[Goal of the exercise]
Search the listing below for the string "电压表示数变大" and copy every line where it occurs.

-- Begin Dataset entries --

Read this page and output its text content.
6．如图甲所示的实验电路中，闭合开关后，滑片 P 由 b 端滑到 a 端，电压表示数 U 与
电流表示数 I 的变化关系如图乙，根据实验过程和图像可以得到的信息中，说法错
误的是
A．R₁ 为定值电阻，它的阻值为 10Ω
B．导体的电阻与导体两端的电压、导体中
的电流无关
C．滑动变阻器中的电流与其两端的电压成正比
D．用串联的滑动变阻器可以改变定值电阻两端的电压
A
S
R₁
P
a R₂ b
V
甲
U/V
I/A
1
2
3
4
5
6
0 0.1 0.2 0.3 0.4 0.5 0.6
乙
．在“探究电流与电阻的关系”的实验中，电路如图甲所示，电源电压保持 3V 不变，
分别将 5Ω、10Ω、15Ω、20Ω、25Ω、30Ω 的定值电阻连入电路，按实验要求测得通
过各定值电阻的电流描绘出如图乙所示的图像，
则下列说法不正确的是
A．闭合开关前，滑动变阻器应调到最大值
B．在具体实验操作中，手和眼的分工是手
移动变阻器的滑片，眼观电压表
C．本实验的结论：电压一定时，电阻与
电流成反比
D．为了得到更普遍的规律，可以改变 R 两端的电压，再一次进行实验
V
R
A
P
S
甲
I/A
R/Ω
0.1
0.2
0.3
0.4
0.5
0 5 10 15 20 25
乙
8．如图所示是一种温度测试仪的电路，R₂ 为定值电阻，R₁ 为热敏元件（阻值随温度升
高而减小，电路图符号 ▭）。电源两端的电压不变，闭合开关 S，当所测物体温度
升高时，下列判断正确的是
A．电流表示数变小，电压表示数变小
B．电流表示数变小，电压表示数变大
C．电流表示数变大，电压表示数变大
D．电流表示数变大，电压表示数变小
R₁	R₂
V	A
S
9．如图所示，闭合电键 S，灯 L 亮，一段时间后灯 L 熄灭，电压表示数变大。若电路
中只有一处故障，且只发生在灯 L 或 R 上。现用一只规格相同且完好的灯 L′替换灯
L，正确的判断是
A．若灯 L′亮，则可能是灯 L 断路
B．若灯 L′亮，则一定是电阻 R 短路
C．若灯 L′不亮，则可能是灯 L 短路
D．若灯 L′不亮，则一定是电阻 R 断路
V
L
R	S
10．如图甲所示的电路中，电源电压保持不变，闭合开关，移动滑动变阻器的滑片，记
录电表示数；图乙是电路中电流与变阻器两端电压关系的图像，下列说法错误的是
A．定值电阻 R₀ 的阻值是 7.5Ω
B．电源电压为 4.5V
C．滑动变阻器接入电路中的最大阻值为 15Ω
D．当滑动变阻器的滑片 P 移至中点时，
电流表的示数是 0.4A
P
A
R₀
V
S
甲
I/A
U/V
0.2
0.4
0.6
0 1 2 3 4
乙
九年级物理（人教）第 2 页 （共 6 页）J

-- End Dataset entries --

[Result]
B．电流表示数变小，电压表示数变大
C．电流表示数变大，电压表示数变大
9．如图所示，闭合电键 S，灯 L 亮，一段时间后灯 L 熄灭，电压表示数变大。若电路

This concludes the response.